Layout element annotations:
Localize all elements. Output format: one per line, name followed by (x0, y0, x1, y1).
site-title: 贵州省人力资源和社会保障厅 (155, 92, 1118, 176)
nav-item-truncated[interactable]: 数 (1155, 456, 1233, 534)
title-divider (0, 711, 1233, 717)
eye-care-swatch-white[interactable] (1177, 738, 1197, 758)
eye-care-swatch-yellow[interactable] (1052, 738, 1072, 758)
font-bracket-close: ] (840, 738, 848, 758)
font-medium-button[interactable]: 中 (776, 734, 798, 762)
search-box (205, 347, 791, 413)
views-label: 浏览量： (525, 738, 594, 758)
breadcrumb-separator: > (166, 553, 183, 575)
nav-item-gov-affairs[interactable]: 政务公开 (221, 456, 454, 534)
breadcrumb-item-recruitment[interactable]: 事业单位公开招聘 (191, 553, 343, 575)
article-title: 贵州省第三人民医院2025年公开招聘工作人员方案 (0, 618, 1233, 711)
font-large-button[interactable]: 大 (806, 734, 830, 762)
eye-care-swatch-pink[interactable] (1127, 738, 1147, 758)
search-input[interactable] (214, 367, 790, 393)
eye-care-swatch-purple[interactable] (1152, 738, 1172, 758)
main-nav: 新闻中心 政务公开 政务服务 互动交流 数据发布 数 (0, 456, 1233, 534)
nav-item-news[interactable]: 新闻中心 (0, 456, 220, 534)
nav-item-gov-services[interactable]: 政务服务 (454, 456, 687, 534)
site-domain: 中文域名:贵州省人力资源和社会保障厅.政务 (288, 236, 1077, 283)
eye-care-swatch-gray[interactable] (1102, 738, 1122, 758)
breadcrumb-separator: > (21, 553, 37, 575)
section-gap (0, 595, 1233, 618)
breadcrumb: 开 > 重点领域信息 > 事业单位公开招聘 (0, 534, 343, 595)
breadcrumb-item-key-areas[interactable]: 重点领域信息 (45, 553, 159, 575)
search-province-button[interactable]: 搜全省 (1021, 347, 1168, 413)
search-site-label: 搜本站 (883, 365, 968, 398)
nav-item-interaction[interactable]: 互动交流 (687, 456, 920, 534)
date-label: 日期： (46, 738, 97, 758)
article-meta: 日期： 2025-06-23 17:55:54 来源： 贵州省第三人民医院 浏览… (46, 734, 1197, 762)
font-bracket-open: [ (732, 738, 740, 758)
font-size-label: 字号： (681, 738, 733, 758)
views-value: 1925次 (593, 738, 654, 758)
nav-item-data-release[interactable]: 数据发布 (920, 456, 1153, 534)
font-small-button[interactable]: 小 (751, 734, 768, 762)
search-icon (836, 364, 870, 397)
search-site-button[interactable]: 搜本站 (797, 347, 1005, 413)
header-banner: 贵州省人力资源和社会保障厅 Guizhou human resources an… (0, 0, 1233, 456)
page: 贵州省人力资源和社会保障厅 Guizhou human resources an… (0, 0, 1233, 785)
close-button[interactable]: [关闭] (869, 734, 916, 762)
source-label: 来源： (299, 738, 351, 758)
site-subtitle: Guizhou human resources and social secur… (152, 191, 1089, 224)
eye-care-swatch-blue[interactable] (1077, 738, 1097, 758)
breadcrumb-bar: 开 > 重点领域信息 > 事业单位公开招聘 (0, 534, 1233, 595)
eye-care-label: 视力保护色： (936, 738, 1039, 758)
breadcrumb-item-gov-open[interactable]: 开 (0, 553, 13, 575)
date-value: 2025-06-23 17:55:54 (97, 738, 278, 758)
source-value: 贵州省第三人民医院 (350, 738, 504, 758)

■ What is being asked ■
How many lines of the records above contain the string "bracket"? Reply with the number alone.

■ Written response ■
2